:: Supplied entries ::

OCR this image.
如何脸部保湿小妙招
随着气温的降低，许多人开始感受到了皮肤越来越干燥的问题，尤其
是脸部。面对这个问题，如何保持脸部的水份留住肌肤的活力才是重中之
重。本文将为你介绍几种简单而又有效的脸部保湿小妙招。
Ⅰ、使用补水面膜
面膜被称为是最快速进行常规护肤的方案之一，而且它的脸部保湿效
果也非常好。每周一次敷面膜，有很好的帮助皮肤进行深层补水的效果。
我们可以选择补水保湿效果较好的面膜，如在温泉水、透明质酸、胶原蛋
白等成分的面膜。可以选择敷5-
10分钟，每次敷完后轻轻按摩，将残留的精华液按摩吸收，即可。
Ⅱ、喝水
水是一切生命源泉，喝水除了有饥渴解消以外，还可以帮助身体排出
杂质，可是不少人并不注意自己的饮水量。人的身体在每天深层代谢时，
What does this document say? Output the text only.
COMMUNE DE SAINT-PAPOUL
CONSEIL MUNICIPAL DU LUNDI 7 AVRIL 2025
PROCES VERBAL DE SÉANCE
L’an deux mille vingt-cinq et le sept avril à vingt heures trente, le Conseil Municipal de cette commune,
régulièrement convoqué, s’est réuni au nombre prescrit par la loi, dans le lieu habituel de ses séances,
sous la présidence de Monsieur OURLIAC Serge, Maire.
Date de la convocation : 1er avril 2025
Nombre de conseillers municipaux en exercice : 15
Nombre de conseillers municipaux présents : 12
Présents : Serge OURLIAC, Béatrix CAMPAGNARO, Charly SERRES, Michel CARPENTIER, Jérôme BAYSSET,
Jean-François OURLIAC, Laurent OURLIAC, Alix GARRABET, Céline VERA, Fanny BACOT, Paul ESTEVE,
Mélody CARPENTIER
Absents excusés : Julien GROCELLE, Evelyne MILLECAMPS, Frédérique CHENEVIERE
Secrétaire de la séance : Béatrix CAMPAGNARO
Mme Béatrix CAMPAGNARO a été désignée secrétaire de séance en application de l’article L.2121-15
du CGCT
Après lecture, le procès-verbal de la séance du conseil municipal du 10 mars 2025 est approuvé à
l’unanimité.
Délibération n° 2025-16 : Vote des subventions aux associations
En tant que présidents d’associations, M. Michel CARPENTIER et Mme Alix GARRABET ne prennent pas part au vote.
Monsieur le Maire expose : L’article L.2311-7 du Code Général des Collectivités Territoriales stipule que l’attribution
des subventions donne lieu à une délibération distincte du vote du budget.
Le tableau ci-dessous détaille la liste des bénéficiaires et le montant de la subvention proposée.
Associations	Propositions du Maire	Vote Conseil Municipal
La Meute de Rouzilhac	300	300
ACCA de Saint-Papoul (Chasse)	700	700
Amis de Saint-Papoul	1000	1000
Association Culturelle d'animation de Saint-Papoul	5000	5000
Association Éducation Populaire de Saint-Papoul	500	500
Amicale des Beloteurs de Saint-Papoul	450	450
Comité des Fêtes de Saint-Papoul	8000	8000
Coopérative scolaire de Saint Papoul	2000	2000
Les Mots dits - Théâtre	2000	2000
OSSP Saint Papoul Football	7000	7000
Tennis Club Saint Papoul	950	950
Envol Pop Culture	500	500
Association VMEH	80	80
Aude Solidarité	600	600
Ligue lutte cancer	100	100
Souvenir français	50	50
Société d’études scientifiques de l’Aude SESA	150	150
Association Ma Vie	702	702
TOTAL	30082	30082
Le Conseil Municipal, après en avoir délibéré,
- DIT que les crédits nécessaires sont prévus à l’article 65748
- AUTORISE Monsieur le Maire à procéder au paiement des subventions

:::

Exercise.
Collect each line holding the string "Béatrix".

Response to this task.
Présents : Serge OURLIAC, Béatrix CAMPAGNARO, Charly SERRES, Michel CARPENTIER, Jérôme BAYSSET,
Secrétaire de la séance : Béatrix CAMPAGNARO
Mme Béatrix CAMPAGNARO a été désignée secrétaire de séance en application de l’article L.2121-15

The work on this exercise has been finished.